# Material for this exercise:
== == ==

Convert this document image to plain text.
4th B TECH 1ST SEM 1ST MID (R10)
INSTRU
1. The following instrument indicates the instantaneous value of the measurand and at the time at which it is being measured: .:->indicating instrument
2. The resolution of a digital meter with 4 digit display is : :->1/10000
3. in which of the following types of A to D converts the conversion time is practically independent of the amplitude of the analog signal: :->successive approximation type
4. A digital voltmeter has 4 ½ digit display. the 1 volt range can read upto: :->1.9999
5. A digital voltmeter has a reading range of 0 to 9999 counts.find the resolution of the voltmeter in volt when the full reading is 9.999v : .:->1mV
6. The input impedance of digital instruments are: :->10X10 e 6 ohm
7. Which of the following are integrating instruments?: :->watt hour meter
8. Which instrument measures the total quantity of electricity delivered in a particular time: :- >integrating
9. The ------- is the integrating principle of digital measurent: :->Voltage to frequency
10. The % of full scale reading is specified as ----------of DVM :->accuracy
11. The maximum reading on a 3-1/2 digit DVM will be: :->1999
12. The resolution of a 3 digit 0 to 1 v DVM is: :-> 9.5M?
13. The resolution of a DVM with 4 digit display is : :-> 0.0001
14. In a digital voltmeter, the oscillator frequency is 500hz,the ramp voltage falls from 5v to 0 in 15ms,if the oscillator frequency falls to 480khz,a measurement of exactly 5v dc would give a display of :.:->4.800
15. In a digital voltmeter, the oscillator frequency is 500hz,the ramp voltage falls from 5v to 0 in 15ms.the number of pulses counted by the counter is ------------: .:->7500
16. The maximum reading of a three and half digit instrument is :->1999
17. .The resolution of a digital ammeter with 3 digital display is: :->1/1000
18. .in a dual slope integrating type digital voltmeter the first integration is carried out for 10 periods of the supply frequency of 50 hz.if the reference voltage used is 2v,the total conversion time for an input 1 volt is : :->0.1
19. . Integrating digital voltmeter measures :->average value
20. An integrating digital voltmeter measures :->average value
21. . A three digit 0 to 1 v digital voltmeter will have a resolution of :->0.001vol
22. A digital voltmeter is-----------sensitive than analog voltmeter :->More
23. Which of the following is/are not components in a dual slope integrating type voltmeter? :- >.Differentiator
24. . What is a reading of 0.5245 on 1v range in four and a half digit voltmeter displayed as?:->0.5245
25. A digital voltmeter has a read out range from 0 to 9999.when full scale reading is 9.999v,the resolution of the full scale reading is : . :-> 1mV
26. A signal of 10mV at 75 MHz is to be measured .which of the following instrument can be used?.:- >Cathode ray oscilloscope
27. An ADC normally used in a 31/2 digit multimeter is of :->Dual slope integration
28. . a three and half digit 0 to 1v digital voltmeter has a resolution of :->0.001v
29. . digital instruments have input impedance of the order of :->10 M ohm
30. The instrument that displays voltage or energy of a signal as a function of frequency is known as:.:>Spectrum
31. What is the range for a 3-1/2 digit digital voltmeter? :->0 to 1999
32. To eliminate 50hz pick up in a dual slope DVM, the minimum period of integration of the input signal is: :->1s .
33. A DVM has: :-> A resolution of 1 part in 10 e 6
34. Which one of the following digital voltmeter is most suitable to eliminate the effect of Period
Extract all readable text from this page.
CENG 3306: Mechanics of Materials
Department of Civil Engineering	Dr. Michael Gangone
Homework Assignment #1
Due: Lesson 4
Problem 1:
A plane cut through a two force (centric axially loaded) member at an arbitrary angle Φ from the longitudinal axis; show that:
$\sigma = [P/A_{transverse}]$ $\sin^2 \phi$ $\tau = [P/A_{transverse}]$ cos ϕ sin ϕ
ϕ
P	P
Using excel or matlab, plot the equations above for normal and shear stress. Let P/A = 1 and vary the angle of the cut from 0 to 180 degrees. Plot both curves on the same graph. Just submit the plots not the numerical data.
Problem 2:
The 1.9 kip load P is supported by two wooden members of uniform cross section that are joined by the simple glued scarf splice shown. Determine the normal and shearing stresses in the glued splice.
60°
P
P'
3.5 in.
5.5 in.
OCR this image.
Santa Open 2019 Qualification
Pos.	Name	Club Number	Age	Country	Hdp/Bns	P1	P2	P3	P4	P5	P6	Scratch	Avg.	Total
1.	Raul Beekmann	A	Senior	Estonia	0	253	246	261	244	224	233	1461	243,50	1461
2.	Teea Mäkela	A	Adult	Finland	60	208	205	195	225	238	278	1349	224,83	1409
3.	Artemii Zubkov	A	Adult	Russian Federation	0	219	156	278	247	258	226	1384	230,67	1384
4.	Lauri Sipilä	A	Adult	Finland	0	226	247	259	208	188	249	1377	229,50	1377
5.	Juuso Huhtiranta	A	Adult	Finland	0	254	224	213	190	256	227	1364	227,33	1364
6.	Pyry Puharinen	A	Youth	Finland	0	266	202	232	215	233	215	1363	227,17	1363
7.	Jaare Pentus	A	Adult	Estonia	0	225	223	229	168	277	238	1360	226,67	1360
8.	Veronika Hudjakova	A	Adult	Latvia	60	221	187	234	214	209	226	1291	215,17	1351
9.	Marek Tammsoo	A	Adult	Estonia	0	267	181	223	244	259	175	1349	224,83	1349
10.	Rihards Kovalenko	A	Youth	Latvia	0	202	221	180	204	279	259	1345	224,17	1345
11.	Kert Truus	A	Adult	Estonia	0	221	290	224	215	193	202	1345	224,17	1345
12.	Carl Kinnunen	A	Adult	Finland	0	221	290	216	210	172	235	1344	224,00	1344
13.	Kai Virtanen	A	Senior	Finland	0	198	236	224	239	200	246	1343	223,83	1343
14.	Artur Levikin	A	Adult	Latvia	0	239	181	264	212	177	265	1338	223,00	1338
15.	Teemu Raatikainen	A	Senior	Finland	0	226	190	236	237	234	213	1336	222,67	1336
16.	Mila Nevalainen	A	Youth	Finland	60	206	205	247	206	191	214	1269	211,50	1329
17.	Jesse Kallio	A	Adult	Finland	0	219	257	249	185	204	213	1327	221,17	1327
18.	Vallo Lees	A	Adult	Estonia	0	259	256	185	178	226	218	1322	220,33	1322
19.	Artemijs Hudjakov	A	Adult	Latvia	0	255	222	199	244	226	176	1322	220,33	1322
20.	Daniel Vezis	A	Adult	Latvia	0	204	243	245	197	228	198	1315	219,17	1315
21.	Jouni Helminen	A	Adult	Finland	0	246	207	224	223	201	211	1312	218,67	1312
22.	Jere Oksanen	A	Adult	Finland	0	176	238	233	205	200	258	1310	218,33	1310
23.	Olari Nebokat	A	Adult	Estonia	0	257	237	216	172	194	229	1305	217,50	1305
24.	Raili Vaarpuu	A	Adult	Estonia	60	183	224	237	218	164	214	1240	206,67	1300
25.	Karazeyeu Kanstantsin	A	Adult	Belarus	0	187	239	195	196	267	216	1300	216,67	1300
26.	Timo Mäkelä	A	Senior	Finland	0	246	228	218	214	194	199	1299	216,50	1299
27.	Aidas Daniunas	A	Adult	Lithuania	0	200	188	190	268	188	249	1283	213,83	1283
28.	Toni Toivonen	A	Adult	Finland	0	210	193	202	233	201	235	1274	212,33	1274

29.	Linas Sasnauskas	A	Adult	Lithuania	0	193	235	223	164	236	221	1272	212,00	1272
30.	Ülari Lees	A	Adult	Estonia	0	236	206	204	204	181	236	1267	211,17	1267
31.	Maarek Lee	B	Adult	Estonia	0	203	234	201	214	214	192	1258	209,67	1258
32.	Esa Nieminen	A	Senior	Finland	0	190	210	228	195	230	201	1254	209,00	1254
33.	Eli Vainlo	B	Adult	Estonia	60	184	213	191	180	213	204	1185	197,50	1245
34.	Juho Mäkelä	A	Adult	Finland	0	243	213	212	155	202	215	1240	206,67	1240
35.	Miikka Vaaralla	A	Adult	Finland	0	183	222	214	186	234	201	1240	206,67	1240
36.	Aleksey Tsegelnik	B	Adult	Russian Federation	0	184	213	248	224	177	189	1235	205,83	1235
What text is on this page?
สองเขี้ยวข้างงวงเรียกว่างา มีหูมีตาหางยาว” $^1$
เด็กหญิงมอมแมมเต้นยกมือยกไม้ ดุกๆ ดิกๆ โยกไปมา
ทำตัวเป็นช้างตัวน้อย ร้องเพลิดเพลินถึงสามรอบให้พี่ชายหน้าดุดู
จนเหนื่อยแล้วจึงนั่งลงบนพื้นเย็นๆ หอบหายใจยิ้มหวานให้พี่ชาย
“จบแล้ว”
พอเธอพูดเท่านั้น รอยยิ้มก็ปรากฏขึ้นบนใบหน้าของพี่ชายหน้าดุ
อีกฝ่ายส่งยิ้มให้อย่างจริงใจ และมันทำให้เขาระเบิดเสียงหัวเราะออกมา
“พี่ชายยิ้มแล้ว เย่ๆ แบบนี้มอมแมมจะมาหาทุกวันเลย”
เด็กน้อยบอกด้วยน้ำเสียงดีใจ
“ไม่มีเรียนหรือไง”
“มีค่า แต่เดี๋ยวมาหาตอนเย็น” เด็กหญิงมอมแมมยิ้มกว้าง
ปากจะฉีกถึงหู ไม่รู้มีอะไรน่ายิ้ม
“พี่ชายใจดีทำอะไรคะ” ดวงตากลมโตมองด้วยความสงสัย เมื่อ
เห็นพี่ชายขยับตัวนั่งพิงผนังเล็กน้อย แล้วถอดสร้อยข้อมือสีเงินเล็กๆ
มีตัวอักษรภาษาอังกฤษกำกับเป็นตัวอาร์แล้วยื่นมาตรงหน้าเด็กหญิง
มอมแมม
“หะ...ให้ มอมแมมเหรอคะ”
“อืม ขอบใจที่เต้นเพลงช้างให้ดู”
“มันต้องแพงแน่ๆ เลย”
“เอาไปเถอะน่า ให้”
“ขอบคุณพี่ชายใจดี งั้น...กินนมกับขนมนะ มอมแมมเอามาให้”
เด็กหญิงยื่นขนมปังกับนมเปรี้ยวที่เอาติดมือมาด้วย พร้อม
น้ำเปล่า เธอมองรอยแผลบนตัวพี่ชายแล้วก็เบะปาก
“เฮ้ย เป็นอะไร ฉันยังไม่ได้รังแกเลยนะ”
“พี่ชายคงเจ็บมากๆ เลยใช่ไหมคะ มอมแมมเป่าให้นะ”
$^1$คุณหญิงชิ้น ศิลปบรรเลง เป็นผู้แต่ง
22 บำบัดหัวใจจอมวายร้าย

== == ==

# Given request:
Take every line containing the word "conversion" and copy it.

# Complete response:
3. in which of the following types of A to D converts the conversion time is practically independent of the amplitude of the analog signal: :->successive approximation type
18. .in a dual slope integrating type digital voltmeter the first integration is carried out for 10 periods of the supply frequency of 50 hz.if the reference voltage used is 2v,the total conversion time for an input 1 volt is : :->0.1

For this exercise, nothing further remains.